[THE REQUEST]
Can you edit the lines from the start up to and including the line with "thd-result-box: 0.96 %" so that "table-row" reads "data-row" everywhere, leaving everything else the same?

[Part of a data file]
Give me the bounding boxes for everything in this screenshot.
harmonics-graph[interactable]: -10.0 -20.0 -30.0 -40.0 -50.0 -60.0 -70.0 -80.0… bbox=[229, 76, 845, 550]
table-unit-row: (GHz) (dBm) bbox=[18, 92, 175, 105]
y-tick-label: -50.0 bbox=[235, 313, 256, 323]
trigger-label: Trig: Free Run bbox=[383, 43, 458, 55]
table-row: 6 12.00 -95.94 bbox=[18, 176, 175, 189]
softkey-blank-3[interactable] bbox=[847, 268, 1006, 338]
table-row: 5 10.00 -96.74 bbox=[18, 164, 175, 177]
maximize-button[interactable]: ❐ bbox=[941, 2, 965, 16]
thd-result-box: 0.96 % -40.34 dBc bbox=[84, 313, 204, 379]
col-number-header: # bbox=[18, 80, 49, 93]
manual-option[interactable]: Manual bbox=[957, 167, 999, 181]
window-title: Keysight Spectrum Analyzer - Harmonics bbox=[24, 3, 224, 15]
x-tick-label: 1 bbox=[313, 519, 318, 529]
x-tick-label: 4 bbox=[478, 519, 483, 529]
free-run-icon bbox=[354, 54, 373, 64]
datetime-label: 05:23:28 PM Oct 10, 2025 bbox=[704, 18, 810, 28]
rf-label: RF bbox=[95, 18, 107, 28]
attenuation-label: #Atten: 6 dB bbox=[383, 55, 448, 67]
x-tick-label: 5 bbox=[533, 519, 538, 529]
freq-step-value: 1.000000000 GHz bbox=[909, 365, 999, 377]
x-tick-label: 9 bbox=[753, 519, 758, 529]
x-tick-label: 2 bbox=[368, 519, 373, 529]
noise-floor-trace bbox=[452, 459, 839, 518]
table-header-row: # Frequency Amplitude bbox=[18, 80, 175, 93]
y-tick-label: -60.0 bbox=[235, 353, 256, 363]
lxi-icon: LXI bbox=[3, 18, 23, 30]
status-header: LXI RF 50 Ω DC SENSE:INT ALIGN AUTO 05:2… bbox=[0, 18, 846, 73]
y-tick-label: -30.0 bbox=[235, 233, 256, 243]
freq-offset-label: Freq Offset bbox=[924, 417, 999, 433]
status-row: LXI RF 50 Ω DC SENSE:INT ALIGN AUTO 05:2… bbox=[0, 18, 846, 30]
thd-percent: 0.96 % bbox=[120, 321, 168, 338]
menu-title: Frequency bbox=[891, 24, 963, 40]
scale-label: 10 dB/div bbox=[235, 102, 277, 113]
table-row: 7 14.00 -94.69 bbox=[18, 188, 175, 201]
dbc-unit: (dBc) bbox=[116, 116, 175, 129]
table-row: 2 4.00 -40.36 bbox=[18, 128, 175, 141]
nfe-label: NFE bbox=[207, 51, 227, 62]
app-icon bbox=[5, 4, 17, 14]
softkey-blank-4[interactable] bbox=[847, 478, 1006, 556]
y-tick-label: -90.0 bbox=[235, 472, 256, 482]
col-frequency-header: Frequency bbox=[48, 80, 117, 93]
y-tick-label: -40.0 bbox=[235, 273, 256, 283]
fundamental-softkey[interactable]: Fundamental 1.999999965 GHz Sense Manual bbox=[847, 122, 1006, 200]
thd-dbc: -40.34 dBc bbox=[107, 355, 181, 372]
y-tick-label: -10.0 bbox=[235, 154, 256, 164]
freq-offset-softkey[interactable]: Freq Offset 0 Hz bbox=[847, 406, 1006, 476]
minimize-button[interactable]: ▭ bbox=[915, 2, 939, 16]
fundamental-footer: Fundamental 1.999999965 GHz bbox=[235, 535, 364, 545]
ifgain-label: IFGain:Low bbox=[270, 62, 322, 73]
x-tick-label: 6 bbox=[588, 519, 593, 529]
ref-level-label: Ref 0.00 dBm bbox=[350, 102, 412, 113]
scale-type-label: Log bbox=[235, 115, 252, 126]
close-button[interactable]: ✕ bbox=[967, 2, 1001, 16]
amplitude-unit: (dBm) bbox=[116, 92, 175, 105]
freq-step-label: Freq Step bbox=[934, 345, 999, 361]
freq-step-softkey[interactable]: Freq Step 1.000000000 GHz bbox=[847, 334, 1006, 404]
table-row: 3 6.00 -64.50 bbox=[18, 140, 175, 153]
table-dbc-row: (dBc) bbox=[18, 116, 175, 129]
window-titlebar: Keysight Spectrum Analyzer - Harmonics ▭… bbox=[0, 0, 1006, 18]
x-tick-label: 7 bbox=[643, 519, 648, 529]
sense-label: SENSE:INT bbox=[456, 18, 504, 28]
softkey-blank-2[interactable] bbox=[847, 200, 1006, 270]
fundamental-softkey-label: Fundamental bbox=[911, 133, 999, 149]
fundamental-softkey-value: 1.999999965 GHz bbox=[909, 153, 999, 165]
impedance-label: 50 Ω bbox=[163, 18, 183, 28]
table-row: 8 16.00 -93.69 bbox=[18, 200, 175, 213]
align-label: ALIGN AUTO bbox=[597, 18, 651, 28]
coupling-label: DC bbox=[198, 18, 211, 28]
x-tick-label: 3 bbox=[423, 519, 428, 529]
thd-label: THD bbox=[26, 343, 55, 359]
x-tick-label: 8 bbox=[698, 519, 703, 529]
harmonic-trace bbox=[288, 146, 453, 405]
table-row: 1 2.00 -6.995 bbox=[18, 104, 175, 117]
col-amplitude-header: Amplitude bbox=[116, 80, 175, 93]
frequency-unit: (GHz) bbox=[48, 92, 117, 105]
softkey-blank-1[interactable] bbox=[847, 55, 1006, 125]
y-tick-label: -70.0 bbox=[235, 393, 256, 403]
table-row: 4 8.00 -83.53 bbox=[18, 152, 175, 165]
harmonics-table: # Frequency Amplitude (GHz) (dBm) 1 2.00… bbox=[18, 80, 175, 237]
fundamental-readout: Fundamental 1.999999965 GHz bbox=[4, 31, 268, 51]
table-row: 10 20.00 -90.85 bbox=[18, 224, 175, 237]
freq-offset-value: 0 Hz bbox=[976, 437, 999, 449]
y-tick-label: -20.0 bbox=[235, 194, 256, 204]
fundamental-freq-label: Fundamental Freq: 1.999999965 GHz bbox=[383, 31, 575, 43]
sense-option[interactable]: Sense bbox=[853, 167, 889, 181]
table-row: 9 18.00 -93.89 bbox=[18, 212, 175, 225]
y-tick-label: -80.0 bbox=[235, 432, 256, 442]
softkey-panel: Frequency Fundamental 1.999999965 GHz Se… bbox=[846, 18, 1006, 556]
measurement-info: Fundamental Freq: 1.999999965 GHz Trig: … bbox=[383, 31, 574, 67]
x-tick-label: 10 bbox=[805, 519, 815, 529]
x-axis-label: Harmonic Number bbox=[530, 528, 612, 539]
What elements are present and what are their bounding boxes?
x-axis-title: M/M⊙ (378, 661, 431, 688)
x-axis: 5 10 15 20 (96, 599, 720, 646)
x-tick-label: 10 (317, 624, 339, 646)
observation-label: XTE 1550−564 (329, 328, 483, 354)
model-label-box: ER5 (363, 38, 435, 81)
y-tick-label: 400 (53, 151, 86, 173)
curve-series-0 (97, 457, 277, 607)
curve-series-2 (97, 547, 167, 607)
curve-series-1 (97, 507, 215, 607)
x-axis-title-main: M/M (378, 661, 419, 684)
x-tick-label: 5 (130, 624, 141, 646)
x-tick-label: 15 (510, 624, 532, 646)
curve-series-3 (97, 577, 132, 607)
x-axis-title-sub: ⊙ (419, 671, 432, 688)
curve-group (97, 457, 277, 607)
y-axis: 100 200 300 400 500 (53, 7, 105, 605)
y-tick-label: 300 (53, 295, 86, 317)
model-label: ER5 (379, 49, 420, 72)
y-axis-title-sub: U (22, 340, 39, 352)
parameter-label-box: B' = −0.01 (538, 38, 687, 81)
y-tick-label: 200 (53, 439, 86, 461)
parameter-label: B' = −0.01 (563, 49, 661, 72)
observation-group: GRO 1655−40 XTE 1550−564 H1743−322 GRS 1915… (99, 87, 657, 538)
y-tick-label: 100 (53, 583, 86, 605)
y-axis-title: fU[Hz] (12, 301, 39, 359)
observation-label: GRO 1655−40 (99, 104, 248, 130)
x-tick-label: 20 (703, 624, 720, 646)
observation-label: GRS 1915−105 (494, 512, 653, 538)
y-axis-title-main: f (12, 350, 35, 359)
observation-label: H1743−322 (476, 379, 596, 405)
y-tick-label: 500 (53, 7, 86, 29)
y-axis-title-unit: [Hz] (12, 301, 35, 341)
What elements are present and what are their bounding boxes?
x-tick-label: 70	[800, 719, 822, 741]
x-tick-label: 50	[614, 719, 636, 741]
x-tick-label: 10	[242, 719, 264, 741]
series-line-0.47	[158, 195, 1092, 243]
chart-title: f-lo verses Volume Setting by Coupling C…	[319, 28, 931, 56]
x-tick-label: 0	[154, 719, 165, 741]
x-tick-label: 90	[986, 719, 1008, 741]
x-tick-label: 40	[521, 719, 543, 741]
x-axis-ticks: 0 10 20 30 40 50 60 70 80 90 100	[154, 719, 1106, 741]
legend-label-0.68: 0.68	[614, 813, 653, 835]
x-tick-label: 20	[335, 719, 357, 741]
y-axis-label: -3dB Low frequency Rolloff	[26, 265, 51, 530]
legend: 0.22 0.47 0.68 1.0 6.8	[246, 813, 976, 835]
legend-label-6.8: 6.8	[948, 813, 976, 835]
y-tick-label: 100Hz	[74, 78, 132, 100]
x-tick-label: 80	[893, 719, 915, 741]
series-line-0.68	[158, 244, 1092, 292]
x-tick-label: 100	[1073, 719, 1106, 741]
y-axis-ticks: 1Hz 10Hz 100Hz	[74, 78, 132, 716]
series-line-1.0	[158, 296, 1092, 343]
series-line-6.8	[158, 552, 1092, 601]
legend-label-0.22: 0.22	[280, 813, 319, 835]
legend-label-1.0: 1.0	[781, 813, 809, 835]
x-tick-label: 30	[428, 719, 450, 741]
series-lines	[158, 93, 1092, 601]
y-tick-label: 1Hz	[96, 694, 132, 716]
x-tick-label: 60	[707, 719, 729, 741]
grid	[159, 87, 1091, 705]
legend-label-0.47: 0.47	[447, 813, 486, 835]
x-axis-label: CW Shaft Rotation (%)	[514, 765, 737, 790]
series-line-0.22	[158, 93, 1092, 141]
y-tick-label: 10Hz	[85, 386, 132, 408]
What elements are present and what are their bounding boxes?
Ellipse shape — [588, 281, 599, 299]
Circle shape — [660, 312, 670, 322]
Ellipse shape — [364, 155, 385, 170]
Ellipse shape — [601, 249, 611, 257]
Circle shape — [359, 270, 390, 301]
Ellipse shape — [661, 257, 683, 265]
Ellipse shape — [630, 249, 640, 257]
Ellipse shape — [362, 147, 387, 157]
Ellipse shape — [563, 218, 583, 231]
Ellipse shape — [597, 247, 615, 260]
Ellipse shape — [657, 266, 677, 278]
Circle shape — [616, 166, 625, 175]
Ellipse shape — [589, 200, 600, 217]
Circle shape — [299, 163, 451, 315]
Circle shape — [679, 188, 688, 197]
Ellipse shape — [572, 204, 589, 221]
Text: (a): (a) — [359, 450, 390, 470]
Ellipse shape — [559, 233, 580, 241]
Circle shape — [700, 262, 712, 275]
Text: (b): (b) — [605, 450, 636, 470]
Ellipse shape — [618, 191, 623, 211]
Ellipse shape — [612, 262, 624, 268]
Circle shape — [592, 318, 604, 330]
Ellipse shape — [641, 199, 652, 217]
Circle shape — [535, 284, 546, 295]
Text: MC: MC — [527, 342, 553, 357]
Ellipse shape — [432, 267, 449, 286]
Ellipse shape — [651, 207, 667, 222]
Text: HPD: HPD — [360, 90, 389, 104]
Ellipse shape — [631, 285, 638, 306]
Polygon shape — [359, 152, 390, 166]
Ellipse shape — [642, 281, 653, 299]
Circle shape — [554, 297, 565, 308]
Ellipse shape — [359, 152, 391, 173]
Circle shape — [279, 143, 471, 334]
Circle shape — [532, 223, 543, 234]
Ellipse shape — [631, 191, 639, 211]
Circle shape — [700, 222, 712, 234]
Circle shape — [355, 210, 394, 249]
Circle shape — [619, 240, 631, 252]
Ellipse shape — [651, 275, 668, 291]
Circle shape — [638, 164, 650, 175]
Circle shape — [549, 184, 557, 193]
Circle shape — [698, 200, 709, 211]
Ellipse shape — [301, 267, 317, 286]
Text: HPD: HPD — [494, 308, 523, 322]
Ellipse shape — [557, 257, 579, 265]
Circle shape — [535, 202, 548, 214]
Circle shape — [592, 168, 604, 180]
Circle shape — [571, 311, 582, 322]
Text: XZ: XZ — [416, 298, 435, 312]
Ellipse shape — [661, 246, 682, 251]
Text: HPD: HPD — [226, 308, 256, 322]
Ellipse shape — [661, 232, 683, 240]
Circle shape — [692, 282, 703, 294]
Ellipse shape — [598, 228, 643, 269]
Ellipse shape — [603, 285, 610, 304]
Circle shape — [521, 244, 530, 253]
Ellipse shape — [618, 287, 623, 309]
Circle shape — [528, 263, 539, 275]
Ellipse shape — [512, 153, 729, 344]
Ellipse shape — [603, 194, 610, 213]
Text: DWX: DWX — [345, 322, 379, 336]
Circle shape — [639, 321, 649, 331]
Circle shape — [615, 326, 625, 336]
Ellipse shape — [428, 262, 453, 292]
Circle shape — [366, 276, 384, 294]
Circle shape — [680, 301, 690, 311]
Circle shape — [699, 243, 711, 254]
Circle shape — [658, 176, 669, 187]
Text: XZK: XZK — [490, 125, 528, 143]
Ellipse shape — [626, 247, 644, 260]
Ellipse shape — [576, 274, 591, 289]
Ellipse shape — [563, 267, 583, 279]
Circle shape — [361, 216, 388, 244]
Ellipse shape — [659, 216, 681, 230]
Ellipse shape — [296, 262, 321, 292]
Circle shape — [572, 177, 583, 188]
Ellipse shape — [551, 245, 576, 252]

[SOLUTION]
Give me the bounding boxes for everything in this screenshot.
harmonics-graph[interactable]: -10.0 -20.0 -30.0 -40.0 -50.0 -60.0 -70.0 -80.0… bbox=[229, 76, 845, 550]
table-unit-row: (GHz) (dBm) bbox=[18, 92, 175, 105]
y-tick-label: -50.0 bbox=[235, 313, 256, 323]
trigger-label: Trig: Free Run bbox=[383, 43, 458, 55]
data-row: 6 12.00 -95.94 bbox=[18, 176, 175, 189]
softkey-blank-3[interactable] bbox=[847, 268, 1006, 338]
data-row: 5 10.00 -96.74 bbox=[18, 164, 175, 177]
maximize-button[interactable]: ❐ bbox=[941, 2, 965, 16]
thd-result-box: 0.96 % -40.34 dBc bbox=[84, 313, 204, 379]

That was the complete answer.